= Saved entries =
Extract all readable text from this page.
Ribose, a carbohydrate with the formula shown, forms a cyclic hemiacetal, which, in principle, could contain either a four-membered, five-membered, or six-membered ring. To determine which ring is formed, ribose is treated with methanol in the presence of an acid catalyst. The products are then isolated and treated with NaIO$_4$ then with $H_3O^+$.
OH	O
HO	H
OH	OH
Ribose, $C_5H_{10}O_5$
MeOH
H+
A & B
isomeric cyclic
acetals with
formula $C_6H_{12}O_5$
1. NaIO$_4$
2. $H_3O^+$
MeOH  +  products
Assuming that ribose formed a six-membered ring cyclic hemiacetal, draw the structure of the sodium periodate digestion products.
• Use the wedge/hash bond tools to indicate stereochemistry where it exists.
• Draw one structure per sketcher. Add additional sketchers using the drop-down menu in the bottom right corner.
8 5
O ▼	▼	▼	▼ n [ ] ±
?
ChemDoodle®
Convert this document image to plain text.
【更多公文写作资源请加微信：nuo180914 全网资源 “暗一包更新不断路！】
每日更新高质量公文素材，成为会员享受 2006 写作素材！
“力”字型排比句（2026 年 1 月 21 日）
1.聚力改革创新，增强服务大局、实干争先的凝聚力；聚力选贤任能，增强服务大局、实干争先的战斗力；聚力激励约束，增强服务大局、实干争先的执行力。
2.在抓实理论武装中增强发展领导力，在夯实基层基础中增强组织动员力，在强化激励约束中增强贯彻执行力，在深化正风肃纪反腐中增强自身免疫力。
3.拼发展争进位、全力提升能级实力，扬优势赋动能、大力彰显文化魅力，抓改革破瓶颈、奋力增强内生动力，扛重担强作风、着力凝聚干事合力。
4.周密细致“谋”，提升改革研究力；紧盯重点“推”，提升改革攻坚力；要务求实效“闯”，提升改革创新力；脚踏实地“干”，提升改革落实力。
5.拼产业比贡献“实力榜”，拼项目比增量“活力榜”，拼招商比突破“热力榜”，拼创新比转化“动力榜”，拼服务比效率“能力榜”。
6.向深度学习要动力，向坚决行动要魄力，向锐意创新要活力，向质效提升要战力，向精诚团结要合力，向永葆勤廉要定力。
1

= What this task involves =
Return the lines beginning at the one that contains "Convert this document image to plain text." and continuing through the last line of the data, exactly as they stand and without any others.

= Task output =
Convert this document image to plain text.
【更多公文写作资源请加微信：nuo180914 全网资源 “暗一包更新不断路！】
每日更新高质量公文素材，成为会员享受 2006 写作素材！
“力”字型排比句（2026 年 1 月 21 日）
1.聚力改革创新，增强服务大局、实干争先的凝聚力；聚力选贤任能，增强服务大局、实干争先的战斗力；聚力激励约束，增强服务大局、实干争先的执行力。
2.在抓实理论武装中增强发展领导力，在夯实基层基础中增强组织动员力，在强化激励约束中增强贯彻执行力，在深化正风肃纪反腐中增强自身免疫力。
3.拼发展争进位、全力提升能级实力，扬优势赋动能、大力彰显文化魅力，抓改革破瓶颈、奋力增强内生动力，扛重担强作风、着力凝聚干事合力。
4.周密细致“谋”，提升改革研究力；紧盯重点“推”，提升改革攻坚力；要务求实效“闯”，提升改革创新力；脚踏实地“干”，提升改革落实力。
5.拼产业比贡献“实力榜”，拼项目比增量“活力榜”，拼招商比突破“热力榜”，拼创新比转化“动力榜”，拼服务比效率“能力榜”。
6.向深度学习要动力，向坚决行动要魄力，向锐意创新要活力，向质效提升要战力，向精诚团结要合力，向永葆勤廉要定力。
1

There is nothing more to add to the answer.